- Exercise requirements
Count every line that has "الخطية" in it and give the total, nothing more.

......

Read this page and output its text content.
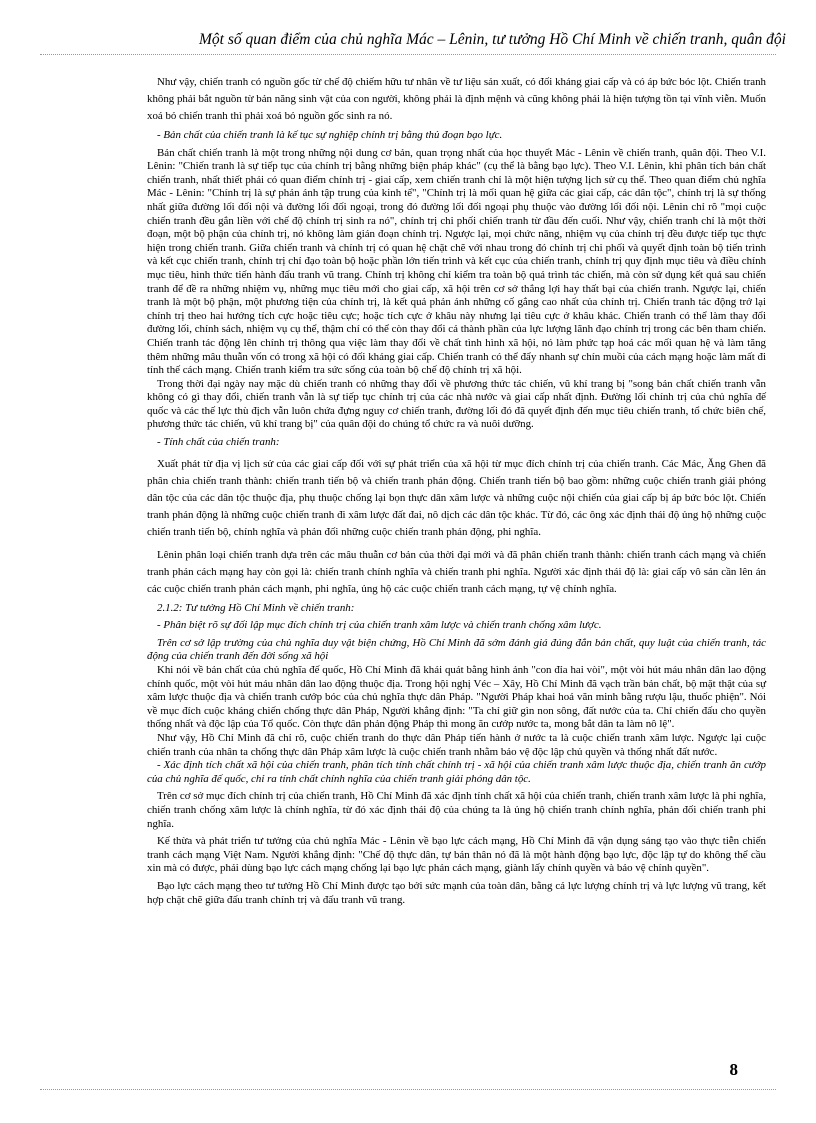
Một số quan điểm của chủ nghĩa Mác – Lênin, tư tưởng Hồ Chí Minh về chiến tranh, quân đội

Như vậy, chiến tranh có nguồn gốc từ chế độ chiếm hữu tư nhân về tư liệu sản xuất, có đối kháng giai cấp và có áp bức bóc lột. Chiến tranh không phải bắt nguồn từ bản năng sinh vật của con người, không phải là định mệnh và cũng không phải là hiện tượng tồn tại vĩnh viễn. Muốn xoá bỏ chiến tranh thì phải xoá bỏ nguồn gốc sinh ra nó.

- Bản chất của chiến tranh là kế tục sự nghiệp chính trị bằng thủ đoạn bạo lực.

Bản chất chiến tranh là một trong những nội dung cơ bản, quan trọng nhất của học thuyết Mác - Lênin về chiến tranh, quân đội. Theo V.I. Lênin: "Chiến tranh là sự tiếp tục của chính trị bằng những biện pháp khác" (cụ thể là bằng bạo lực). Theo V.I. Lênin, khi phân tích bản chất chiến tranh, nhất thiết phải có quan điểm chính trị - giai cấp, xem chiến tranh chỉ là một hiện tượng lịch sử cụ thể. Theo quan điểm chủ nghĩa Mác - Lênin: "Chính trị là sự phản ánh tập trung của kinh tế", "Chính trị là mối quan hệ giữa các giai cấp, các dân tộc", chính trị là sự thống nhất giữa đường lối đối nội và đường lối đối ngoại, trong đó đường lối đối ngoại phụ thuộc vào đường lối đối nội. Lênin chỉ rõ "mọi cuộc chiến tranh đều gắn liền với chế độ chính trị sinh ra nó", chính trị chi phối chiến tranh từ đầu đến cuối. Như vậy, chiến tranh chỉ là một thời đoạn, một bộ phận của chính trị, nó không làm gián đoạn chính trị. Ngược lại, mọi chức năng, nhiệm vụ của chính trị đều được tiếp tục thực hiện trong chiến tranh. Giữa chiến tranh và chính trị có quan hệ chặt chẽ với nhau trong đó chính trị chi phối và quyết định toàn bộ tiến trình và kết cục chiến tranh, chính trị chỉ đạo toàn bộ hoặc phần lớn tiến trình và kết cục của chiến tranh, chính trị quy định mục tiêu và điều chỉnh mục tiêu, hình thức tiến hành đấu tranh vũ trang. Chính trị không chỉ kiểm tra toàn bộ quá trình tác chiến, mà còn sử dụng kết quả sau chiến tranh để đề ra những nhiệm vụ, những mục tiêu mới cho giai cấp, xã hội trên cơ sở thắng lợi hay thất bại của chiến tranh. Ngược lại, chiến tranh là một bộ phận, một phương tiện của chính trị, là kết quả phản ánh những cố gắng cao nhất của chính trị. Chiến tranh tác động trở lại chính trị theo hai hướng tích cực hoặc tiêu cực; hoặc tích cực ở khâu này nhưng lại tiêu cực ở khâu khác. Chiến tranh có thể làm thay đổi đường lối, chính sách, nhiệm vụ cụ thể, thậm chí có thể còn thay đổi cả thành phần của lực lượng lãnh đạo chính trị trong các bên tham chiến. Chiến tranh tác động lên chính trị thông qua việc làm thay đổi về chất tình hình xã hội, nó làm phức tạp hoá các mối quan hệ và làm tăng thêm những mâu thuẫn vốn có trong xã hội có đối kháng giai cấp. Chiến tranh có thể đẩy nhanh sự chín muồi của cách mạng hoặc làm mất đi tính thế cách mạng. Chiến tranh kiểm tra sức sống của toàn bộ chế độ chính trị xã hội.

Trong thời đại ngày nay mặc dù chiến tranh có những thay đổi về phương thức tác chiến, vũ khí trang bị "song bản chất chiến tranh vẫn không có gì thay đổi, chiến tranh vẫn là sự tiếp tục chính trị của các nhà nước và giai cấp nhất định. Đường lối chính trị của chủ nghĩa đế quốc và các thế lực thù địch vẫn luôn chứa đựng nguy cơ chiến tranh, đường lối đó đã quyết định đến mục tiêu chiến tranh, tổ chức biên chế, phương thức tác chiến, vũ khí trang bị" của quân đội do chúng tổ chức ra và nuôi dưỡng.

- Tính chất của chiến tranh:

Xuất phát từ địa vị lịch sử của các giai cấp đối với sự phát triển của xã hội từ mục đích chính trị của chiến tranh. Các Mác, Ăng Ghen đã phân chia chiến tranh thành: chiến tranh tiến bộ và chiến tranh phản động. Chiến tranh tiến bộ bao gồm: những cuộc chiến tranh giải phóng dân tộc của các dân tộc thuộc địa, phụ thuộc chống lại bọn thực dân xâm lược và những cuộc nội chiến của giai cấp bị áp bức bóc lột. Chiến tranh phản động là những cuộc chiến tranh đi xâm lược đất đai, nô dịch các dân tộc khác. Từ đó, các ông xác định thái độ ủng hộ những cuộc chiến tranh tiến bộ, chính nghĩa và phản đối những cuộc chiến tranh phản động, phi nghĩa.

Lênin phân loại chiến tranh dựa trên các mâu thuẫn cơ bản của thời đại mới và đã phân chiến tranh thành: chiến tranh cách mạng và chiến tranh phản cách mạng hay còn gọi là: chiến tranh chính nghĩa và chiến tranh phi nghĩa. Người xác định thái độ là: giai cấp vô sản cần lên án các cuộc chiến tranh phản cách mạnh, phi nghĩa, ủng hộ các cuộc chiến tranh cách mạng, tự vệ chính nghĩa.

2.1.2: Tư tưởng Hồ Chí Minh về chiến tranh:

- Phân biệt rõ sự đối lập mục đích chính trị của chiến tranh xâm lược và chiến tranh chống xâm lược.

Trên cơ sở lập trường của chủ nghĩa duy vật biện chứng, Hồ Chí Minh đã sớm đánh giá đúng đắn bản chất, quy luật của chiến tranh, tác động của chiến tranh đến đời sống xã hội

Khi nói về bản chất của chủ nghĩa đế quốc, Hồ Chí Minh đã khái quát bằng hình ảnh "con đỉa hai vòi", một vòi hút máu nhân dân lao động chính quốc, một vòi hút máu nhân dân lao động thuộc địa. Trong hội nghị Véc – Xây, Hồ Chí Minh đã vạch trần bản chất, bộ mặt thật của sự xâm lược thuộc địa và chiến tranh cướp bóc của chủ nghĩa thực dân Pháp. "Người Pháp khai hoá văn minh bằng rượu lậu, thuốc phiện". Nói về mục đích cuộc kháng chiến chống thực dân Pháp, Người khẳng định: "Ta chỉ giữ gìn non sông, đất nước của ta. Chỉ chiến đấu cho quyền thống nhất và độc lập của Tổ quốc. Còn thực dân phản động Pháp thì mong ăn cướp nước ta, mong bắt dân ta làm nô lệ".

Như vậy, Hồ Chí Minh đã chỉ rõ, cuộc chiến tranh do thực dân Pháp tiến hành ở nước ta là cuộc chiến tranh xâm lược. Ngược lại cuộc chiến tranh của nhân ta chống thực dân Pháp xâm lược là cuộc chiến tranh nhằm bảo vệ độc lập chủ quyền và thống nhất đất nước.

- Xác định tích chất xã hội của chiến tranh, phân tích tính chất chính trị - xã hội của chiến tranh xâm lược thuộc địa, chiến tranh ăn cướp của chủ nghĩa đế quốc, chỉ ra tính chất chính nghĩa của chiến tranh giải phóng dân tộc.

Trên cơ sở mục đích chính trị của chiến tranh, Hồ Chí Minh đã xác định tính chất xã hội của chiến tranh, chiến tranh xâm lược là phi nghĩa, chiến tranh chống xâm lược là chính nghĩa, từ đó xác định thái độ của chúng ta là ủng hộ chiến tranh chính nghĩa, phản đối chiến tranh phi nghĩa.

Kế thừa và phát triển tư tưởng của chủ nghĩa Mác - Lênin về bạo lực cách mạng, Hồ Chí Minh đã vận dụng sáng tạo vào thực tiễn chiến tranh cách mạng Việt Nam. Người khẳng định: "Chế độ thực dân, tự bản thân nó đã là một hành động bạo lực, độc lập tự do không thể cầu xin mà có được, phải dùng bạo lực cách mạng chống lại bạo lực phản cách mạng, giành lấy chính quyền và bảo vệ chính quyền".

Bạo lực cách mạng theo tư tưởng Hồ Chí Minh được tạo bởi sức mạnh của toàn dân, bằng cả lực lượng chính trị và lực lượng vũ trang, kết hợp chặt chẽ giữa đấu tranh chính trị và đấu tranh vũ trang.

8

......

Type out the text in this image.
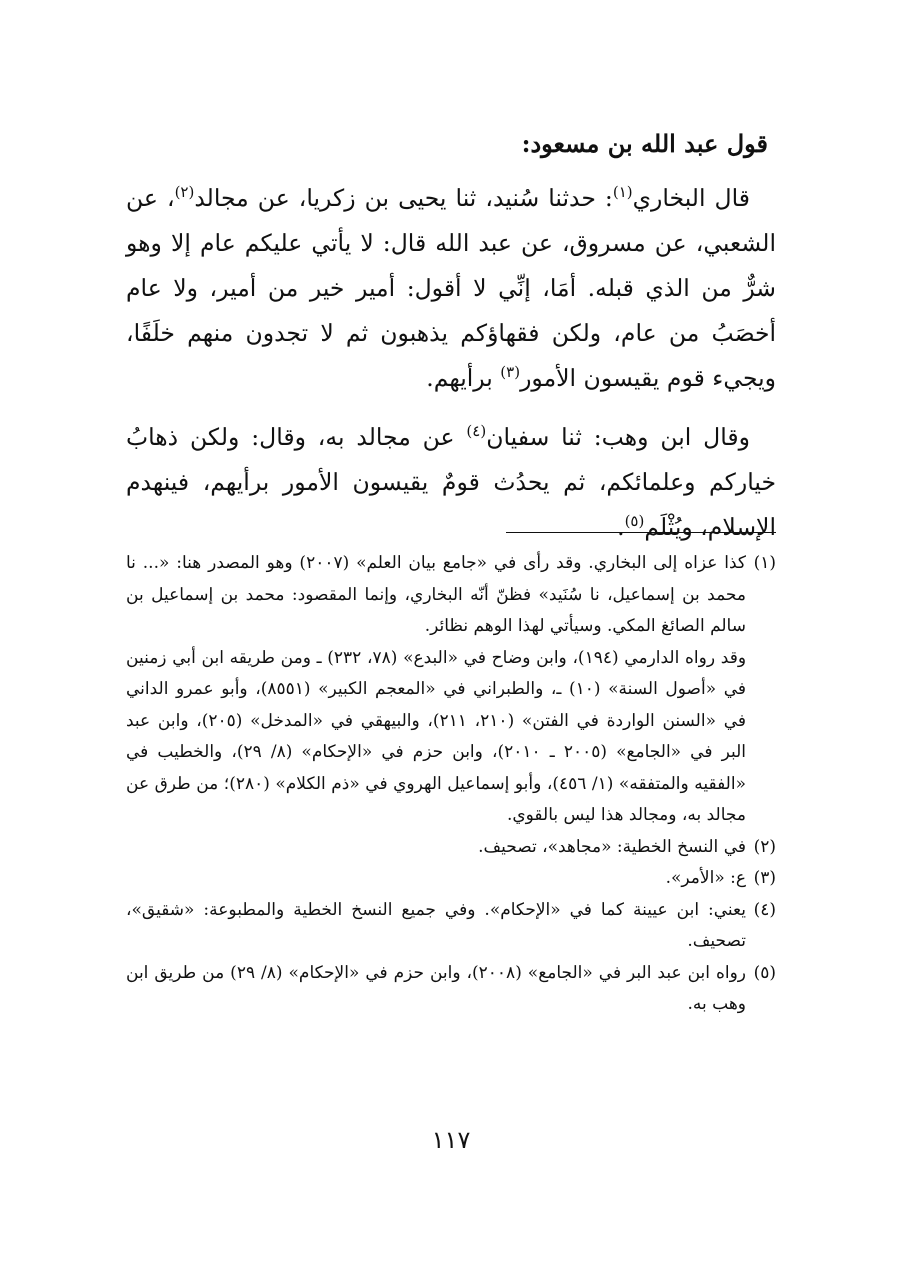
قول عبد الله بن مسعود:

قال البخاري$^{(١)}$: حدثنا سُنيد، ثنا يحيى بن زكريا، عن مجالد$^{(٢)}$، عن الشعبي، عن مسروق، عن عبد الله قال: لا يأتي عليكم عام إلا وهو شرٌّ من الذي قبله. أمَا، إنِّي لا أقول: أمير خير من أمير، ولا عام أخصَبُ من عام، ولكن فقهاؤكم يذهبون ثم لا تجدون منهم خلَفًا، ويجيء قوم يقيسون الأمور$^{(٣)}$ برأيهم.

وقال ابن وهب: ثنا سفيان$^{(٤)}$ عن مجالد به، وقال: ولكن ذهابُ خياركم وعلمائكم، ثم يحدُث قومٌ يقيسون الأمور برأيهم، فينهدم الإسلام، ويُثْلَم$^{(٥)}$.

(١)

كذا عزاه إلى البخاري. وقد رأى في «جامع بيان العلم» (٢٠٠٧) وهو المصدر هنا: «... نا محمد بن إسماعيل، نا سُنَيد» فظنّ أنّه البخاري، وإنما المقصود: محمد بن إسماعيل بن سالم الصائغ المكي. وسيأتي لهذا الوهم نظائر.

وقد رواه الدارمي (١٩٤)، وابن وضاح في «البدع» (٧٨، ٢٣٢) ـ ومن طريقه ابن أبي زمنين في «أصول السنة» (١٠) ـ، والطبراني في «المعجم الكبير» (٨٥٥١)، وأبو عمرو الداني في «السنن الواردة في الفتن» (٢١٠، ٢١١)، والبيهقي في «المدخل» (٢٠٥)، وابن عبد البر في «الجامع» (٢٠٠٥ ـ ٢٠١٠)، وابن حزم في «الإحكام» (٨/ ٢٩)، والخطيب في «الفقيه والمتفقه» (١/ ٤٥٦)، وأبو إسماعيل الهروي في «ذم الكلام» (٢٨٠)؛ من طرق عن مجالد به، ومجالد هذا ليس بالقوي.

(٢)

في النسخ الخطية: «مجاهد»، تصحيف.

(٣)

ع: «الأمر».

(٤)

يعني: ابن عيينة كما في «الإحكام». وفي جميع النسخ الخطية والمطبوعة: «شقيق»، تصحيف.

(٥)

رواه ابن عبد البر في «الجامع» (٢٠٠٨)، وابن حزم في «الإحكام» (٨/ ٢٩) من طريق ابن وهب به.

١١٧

......

- Written answer
2